PASSAGE GIVEN →
What’s the story everyone knows? Hester, Howard’s mother, was ill for many years, and in June 1936 she slipped into a coma from which she would never awaken. Howard and his father Isaac knew that this was it. Howard didn’t exactly have an easy relationship with Isaac, what with their arguments and Isaac holding Howard’s choice of profession against him, but his relationship with Hester has long been the subject of controversy. It doesn’t help that like Socrates and Jesus of Narzareth, we don’t really have anything from Hester’s own perspective on the matter—only how others viewed her. While Finn tries to be even-handed in his assessment of Howard as a person (Finn clearly being a fan of Howard’s work), his assessment of Hester is decidedly unflattering. Finn frames Hester as being chronically manipulative, lying to her son on a regular basis throughout his life, as well as trying to push him away from Novalyne Price, the only woman Howard ever loved romantically. (Howard’s relationship with Novalyne is its own can of worms, so we’ll get to that later.)
There are several famous authors who were momma’s boys to varying degrees of unhealthiness, from Marcel Proust to D. H. Lawrence, with Howard being among them. This much is not up for debate. It’s also quite unambiguous, because he admitted as such to more than one person, that Howard planned to not outlive Hester. For her part, Hester’s days were always numbered, a fact she seemingly used as a manipulation tactic. That Howard actually went through with his plan came as a shock to his friends and Novalyne, since even the few who did know about such a plan didn’t believe it was something Howard was that serious about.
Still.
On June 11, the day after he drank coffee for the first (and last) time in his life, Howard went out to his car, pulled out a .380 revolver he had borrowed, and shot himself through the temple. Isaac and others heard the shot and brought Howard into the house, and rather miraculously he lived for another eight hours before dying.
Hester died the next day. Within a span of 24 hours, Isaac witnessed the deaths of both his wife and his son.
Robert E. Howard never married, and he didn’t leave behind any heirs. He did write up a will weeks before his death, which I don’t think is something the average 30-year-old does. The thing about Howard is that, as often (but not always) happens with suicides, he deliberated on ending his life for quite some time before the end. There are about as many reasons for why someone might commit suicide as there are stars in the sky, which I’ve noticed is something people who’ve never grappled with depression or suicidal ideation struggle to understand.

Labeled region entries:
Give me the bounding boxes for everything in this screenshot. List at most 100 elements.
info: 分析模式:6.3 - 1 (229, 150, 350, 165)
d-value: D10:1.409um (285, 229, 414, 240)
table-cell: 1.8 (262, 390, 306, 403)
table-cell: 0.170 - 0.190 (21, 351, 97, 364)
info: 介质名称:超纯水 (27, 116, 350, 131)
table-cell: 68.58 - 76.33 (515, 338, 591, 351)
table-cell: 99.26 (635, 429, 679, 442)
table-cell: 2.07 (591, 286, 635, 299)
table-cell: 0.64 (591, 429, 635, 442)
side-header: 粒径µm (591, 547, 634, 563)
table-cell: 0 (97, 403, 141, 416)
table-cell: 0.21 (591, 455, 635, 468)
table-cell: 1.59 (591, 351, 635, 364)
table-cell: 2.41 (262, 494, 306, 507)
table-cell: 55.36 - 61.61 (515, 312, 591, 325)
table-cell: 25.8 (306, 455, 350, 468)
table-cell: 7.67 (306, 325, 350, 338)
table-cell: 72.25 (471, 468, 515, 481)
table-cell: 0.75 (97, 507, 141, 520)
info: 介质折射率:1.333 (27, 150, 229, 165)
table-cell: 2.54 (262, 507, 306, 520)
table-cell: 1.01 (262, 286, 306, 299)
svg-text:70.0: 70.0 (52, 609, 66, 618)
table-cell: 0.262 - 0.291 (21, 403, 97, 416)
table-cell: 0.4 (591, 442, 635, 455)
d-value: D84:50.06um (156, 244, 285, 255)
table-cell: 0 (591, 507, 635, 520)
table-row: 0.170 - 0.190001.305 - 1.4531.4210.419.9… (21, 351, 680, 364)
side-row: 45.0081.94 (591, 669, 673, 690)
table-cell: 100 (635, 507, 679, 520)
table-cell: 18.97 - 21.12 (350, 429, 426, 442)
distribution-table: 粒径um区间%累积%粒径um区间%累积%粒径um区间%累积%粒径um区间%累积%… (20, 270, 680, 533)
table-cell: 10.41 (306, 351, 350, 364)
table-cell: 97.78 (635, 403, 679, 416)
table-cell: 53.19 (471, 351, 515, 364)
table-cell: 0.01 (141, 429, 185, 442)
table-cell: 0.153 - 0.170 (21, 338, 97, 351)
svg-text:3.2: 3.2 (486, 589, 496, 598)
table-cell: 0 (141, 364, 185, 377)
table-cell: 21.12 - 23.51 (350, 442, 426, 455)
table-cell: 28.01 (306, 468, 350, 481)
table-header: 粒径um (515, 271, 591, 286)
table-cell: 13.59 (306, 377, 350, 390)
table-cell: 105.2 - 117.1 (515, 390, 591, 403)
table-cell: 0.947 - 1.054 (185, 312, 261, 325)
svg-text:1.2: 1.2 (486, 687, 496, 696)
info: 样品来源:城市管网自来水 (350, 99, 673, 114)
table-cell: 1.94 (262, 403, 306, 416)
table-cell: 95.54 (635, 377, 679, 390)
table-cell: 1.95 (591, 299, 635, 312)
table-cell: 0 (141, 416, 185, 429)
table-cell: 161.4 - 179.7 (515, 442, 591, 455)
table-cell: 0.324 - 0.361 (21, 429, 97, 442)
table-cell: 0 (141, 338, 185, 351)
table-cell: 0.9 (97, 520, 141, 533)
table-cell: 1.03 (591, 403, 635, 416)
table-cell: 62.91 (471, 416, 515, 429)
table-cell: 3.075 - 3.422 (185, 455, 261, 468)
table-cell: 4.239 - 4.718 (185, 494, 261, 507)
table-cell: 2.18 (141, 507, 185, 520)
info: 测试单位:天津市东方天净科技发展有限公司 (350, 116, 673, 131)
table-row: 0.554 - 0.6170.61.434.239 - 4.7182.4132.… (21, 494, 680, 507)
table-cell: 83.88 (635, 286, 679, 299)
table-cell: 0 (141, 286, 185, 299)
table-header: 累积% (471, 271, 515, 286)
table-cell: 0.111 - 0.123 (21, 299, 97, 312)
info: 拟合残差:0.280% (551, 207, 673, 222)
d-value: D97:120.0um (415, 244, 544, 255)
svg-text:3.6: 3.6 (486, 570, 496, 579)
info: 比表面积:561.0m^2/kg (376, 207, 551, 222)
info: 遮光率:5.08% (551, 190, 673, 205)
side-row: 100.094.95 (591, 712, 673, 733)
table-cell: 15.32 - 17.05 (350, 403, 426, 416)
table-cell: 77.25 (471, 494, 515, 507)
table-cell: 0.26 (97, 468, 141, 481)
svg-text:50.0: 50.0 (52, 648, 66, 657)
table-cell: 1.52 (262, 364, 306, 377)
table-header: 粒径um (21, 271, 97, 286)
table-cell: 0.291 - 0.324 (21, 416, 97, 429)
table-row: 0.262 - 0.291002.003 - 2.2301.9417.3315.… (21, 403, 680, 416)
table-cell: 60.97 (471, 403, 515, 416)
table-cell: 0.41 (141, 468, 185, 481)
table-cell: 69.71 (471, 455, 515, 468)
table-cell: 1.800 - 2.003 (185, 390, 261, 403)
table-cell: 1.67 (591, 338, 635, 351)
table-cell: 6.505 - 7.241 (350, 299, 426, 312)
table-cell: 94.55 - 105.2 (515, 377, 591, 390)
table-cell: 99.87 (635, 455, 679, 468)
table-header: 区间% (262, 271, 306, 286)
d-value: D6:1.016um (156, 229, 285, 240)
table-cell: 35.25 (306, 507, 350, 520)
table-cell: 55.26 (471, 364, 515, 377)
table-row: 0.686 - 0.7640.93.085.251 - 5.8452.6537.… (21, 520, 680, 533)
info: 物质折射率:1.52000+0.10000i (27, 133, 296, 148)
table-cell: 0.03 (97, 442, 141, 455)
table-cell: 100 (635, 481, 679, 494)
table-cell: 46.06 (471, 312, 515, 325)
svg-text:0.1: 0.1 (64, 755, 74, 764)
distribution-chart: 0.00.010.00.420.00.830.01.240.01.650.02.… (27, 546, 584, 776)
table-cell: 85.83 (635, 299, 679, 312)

OBJECTIVE →
Continue the passage about Robert E. Howard's final days, picking up after its last sentence.

TASK RESULT →
Finn interprets Howard’s suicide as perhaps an inevitability, a foregone conclusion neither Howard nor anyone close to him was equipped to prevent. This might well be true. It’s tempting, especially given how young the man was, to imagine an alternate timeline wherein Howard was able to live even ten or twenty more years—the problem being that there’s no clear path for this alternate ending. There is no simple or singular “if only” scenario in which Howard could’ve spared himself. Some suicides are preventable, but others, even with the gift of hindsight, are not so straightforward. As I said before, a lot of suicides (especially, it must be said, the famous cases) plan their own deaths well in advance, either with utmost secrecy or hidden in plain sight. When Kurt Cobain killed himself, it was in fact not the first time he had attempted suicide, and those close to him knew just how volatile his mental state had been. Ian Curtis of the band Joy Division wrote tracks for the band’s final album which amounted to death poems, with said album releasing after Curtis’s suicide. Ernest Hemingway admitted to his wife, many years before his death, that he would probably commit suicide like his father did.
So it was.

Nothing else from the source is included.